INFORMATION SUPPLIED start

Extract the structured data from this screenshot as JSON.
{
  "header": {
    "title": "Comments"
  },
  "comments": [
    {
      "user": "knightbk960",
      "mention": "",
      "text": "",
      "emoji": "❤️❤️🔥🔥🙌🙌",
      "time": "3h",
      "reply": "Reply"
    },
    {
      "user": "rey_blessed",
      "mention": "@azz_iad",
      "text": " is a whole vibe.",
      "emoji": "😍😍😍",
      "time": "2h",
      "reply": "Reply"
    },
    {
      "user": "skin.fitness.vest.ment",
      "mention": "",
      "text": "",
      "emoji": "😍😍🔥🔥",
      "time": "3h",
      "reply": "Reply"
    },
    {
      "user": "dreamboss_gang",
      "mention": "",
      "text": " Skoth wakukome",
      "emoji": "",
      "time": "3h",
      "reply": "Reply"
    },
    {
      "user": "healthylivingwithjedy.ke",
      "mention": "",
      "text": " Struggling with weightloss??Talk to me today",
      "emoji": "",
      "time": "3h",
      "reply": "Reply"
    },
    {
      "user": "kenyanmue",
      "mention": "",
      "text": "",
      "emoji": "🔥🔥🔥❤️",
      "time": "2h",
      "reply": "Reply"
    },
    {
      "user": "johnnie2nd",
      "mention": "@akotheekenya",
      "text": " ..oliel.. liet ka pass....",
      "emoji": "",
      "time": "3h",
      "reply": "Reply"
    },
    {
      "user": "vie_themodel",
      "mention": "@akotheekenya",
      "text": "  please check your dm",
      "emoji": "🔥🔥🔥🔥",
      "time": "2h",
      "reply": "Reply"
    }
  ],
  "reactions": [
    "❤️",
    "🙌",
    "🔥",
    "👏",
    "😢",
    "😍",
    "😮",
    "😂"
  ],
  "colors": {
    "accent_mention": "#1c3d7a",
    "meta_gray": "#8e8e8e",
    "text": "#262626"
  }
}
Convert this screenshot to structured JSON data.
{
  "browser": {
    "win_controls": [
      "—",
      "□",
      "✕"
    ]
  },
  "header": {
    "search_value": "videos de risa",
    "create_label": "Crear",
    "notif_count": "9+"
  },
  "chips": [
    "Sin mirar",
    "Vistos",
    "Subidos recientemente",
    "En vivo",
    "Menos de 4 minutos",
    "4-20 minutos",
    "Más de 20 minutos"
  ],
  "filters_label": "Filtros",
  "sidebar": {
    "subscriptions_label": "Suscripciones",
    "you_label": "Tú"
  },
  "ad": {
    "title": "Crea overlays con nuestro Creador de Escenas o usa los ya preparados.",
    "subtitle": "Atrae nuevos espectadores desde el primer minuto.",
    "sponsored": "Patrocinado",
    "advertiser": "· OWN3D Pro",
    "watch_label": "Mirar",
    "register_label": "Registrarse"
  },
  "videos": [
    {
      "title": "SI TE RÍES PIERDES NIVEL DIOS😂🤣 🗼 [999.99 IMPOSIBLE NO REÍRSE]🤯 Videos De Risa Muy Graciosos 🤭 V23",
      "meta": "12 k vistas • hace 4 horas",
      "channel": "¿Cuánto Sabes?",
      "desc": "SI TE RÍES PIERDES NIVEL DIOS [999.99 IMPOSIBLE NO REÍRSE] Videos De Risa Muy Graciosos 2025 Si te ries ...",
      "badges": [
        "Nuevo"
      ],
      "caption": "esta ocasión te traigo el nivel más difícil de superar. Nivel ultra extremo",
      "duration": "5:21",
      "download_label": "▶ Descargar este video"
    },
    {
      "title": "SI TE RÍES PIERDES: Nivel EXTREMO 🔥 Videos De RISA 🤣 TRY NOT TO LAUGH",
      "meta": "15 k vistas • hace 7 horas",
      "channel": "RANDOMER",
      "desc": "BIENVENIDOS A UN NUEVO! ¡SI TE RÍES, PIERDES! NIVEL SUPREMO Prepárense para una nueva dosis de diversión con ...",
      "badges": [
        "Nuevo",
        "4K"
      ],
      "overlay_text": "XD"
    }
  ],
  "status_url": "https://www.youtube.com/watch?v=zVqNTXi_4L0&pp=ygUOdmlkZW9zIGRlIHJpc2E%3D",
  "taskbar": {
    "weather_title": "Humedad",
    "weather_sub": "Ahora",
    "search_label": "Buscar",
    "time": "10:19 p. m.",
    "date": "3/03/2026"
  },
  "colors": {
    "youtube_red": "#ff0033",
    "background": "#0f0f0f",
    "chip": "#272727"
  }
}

INFORMATION SUPPLIED end

Repeat the whole listing exactly, keeping every line intact.

RESULT FOR THIS TASK:
Extract the structured data from this screenshot as JSON.
{
  "header": {
    "title": "Comments"
  },
  "comments": [
    {
      "user": "knightbk960",
      "mention": "",
      "text": "",
      "emoji": "❤️❤️🔥🔥🙌🙌",
      "time": "3h",
      "reply": "Reply"
    },
    {
      "user": "rey_blessed",
      "mention": "@azz_iad",
      "text": " is a whole vibe.",
      "emoji": "😍😍😍",
      "time": "2h",
      "reply": "Reply"
    },
    {
      "user": "skin.fitness.vest.ment",
      "mention": "",
      "text": "",
      "emoji": "😍😍🔥🔥",
      "time": "3h",
      "reply": "Reply"
    },
    {
      "user": "dreamboss_gang",
      "mention": "",
      "text": " Skoth wakukome",
      "emoji": "",
      "time": "3h",
      "reply": "Reply"
    },
    {
      "user": "healthylivingwithjedy.ke",
      "mention": "",
      "text": " Struggling with weightloss??Talk to me today",
      "emoji": "",
      "time": "3h",
      "reply": "Reply"
    },
    {
      "user": "kenyanmue",
      "mention": "",
      "text": "",
      "emoji": "🔥🔥🔥❤️",
      "time": "2h",
      "reply": "Reply"
    },
    {
      "user": "johnnie2nd",
      "mention": "@akotheekenya",
      "text": " ..oliel.. liet ka pass....",
      "emoji": "",
      "time": "3h",
      "reply": "Reply"
    },
    {
      "user": "vie_themodel",
      "mention": "@akotheekenya",
      "text": "  please check your dm",
      "emoji": "🔥🔥🔥🔥",
      "time": "2h",
      "reply": "Reply"
    }
  ],
  "reactions": [
    "❤️",
    "🙌",
    "🔥",
    "👏",
    "😢",
    "😍",
    "😮",
    "😂"
  ],
  "colors": {
    "accent_mention": "#1c3d7a",
    "meta_gray": "#8e8e8e",
    "text": "#262626"
  }
}
Convert this screenshot to structured JSON data.
{
  "browser": {
    "win_controls": [
      "—",
      "□",
      "✕"
    ]
  },
  "header": {
    "search_value": "videos de risa",
    "create_label": "Crear",
    "notif_count": "9+"
  },
  "chips": [
    "Sin mirar",
    "Vistos",
    "Subidos recientemente",
    "En vivo",
    "Menos de 4 minutos",
    "4-20 minutos",
    "Más de 20 minutos"
  ],
  "filters_label": "Filtros",
  "sidebar": {
    "subscriptions_label": "Suscripciones",
    "you_label": "Tú"
  },
  "ad": {
    "title": "Crea overlays con nuestro Creador de Escenas o usa los ya preparados.",
    "subtitle": "Atrae nuevos espectadores desde el primer minuto.",
    "sponsored": "Patrocinado",
    "advertiser": "· OWN3D Pro",
    "watch_label": "Mirar",
    "register_label": "Registrarse"
  },
  "videos": [
    {
      "title": "SI TE RÍES PIERDES NIVEL DIOS😂🤣 🗼 [999.99 IMPOSIBLE NO REÍRSE]🤯 Videos De Risa Muy Graciosos 🤭 V23",
      "meta": "12 k vistas • hace 4 horas",
      "channel": "¿Cuánto Sabes?",
      "desc": "SI TE RÍES PIERDES NIVEL DIOS [999.99 IMPOSIBLE NO REÍRSE] Videos De Risa Muy Graciosos 2025 Si te ries ...",
      "badges": [
        "Nuevo"
      ],
      "caption": "esta ocasión te traigo el nivel más difícil de superar. Nivel ultra extremo",
      "duration": "5:21",
      "download_label": "▶ Descargar este video"
    },
    {
      "title": "SI TE RÍES PIERDES: Nivel EXTREMO 🔥 Videos De RISA 🤣 TRY NOT TO LAUGH",
      "meta": "15 k vistas • hace 7 horas",
      "channel": "RANDOMER",
      "desc": "BIENVENIDOS A UN NUEVO! ¡SI TE RÍES, PIERDES! NIVEL SUPREMO Prepárense para una nueva dosis de diversión con ...",
      "badges": [
        "Nuevo",
        "4K"
      ],
      "overlay_text": "XD"
    }
  ],
  "status_url": "https://www.youtube.com/watch?v=zVqNTXi_4L0&pp=ygUOdmlkZW9zIGRlIHJpc2E%3D",
  "taskbar": {
    "weather_title": "Humedad",
    "weather_sub": "Ahora",
    "search_label": "Buscar",
    "time": "10:19 p. m.",
    "date": "3/03/2026"
  },
  "colors": {
    "youtube_red": "#ff0033",
    "background": "#0f0f0f",
    "chip": "#272727"
  }
}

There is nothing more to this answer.